▶ [Direction]: Reproduce the records below in full and without edits, omitting images.

▶ [Record list]:

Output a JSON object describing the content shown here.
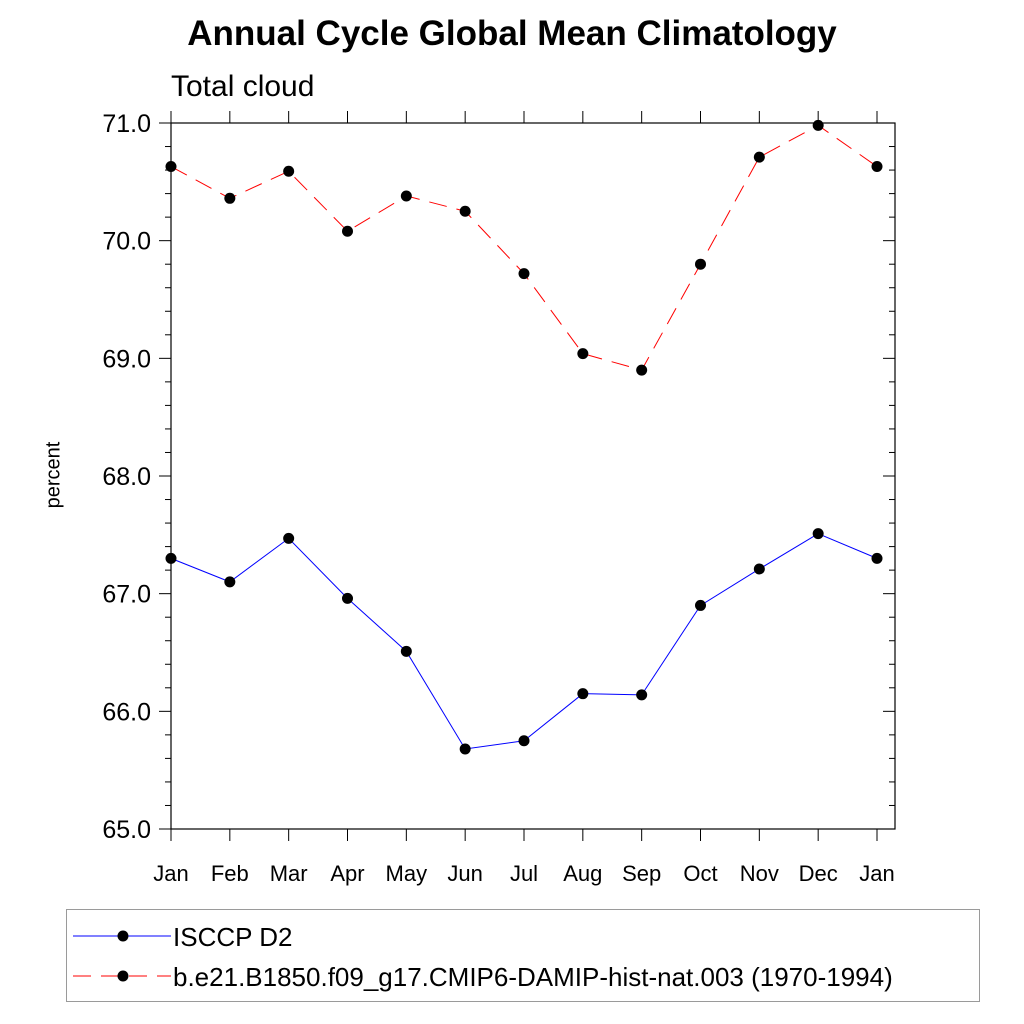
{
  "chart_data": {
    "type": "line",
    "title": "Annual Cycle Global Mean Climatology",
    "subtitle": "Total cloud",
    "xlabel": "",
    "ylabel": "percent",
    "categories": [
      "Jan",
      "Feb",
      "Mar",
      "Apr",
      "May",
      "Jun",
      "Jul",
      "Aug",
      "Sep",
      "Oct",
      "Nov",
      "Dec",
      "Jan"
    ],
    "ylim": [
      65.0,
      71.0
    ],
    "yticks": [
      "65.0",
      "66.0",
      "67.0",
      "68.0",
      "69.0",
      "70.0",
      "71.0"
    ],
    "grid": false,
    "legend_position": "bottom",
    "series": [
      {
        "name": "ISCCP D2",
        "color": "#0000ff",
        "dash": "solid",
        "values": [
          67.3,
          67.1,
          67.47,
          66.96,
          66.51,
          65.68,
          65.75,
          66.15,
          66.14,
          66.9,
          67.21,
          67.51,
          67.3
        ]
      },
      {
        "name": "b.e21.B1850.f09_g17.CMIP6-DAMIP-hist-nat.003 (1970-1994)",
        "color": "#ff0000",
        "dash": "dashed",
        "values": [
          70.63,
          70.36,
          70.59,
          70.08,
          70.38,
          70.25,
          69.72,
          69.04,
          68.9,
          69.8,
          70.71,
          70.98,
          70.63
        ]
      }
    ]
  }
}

▶ [The answer]:
Output a JSON object describing the content shown here.
{
  "chart_data": {
    "type": "line",
    "title": "Annual Cycle Global Mean Climatology",
    "subtitle": "Total cloud",
    "xlabel": "",
    "ylabel": "percent",
    "categories": [
      "Jan",
      "Feb",
      "Mar",
      "Apr",
      "May",
      "Jun",
      "Jul",
      "Aug",
      "Sep",
      "Oct",
      "Nov",
      "Dec",
      "Jan"
    ],
    "ylim": [
      65.0,
      71.0
    ],
    "yticks": [
      "65.0",
      "66.0",
      "67.0",
      "68.0",
      "69.0",
      "70.0",
      "71.0"
    ],
    "grid": false,
    "legend_position": "bottom",
    "series": [
      {
        "name": "ISCCP D2",
        "color": "#0000ff",
        "dash": "solid",
        "values": [
          67.3,
          67.1,
          67.47,
          66.96,
          66.51,
          65.68,
          65.75,
          66.15,
          66.14,
          66.9,
          67.21,
          67.51,
          67.3
        ]
      },
      {
        "name": "b.e21.B1850.f09_g17.CMIP6-DAMIP-hist-nat.003 (1970-1994)",
        "color": "#ff0000",
        "dash": "dashed",
        "values": [
          70.63,
          70.36,
          70.59,
          70.08,
          70.38,
          70.25,
          69.72,
          69.04,
          68.9,
          69.8,
          70.71,
          70.98,
          70.63
        ]
      }
    ]
  }
}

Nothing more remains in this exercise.